■ What is being asked ■
Return every line of the records below that contains the string "Samples", matching case exactly.

■ Data for this task ■
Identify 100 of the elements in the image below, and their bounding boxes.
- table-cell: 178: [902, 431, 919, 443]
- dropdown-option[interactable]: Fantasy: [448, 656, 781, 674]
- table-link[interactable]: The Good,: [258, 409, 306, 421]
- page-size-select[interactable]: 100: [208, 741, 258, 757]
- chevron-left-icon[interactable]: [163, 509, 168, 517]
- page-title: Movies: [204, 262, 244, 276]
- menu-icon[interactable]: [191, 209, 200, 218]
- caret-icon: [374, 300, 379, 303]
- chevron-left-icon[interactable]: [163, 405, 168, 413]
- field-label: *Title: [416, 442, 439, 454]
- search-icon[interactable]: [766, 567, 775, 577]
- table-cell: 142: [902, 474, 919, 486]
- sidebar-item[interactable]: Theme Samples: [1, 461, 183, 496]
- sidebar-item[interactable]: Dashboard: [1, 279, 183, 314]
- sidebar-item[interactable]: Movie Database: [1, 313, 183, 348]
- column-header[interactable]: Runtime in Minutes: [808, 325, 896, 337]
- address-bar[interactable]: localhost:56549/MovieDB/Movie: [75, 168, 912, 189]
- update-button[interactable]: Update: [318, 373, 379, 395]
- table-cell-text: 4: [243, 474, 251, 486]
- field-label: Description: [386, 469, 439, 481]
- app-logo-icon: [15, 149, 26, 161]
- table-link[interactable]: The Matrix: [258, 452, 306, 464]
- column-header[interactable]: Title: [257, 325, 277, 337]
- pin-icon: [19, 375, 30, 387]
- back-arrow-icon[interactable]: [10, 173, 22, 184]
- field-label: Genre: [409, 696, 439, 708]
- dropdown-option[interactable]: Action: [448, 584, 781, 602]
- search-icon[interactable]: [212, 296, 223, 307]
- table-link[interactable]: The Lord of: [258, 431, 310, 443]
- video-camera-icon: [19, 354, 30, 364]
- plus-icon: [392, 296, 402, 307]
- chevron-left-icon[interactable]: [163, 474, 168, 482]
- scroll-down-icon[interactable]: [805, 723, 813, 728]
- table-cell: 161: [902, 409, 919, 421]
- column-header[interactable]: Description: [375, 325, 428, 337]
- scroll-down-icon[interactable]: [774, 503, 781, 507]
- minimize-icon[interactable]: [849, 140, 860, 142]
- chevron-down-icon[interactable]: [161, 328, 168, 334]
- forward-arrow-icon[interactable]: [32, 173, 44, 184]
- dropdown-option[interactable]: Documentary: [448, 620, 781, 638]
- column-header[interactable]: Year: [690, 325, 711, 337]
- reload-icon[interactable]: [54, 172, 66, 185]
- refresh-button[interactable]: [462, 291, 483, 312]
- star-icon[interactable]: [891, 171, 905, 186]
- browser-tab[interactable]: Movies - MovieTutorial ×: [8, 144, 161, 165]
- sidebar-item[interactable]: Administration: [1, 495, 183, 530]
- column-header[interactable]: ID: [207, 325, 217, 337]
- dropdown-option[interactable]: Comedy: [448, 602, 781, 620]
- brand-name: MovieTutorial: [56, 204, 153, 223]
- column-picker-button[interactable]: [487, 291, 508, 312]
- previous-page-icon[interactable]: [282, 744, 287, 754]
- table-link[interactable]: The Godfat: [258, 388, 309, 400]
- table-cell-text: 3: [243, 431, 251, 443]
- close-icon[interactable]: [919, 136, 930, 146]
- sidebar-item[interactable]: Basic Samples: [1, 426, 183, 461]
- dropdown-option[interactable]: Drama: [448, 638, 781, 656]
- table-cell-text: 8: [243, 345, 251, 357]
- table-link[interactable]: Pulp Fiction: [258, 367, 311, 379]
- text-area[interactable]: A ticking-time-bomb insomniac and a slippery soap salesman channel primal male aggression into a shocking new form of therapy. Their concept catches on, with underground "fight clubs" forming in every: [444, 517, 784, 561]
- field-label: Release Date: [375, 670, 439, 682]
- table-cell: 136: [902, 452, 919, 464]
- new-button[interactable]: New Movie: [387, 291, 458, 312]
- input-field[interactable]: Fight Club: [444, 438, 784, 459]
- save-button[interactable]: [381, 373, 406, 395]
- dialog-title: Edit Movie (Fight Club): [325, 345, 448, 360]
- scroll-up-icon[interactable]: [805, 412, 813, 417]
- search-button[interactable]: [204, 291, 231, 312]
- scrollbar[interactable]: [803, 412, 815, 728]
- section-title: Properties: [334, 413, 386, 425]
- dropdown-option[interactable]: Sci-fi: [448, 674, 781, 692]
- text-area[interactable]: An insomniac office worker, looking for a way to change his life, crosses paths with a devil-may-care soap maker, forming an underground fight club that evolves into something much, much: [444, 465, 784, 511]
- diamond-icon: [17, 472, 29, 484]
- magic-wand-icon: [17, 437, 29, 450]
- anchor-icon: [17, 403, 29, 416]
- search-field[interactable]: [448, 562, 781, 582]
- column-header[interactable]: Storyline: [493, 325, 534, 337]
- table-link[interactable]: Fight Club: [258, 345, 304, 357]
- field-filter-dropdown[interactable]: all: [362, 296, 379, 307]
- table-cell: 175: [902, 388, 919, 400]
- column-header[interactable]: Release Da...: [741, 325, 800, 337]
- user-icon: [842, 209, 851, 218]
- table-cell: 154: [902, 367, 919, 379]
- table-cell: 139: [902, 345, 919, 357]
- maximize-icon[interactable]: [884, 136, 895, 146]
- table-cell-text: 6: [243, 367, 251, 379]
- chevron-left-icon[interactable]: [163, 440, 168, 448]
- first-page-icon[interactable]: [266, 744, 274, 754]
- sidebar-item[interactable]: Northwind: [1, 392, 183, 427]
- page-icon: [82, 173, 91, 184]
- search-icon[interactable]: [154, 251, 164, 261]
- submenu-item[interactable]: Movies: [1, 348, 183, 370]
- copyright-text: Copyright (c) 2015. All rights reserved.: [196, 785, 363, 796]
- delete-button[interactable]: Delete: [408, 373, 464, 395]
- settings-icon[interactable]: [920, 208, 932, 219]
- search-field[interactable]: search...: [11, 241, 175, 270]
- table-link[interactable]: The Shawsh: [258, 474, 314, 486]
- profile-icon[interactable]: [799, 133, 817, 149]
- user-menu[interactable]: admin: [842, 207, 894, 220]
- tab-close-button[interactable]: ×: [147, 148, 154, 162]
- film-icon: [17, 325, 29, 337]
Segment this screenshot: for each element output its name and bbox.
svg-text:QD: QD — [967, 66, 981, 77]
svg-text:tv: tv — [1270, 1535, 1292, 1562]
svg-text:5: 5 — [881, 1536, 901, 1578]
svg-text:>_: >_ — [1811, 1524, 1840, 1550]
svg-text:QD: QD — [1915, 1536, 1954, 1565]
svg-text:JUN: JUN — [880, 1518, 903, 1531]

■ The response ■
- sidebar-item[interactable]: Theme Samples: [1, 461, 183, 496]
- sidebar-item[interactable]: Basic Samples: [1, 426, 183, 461]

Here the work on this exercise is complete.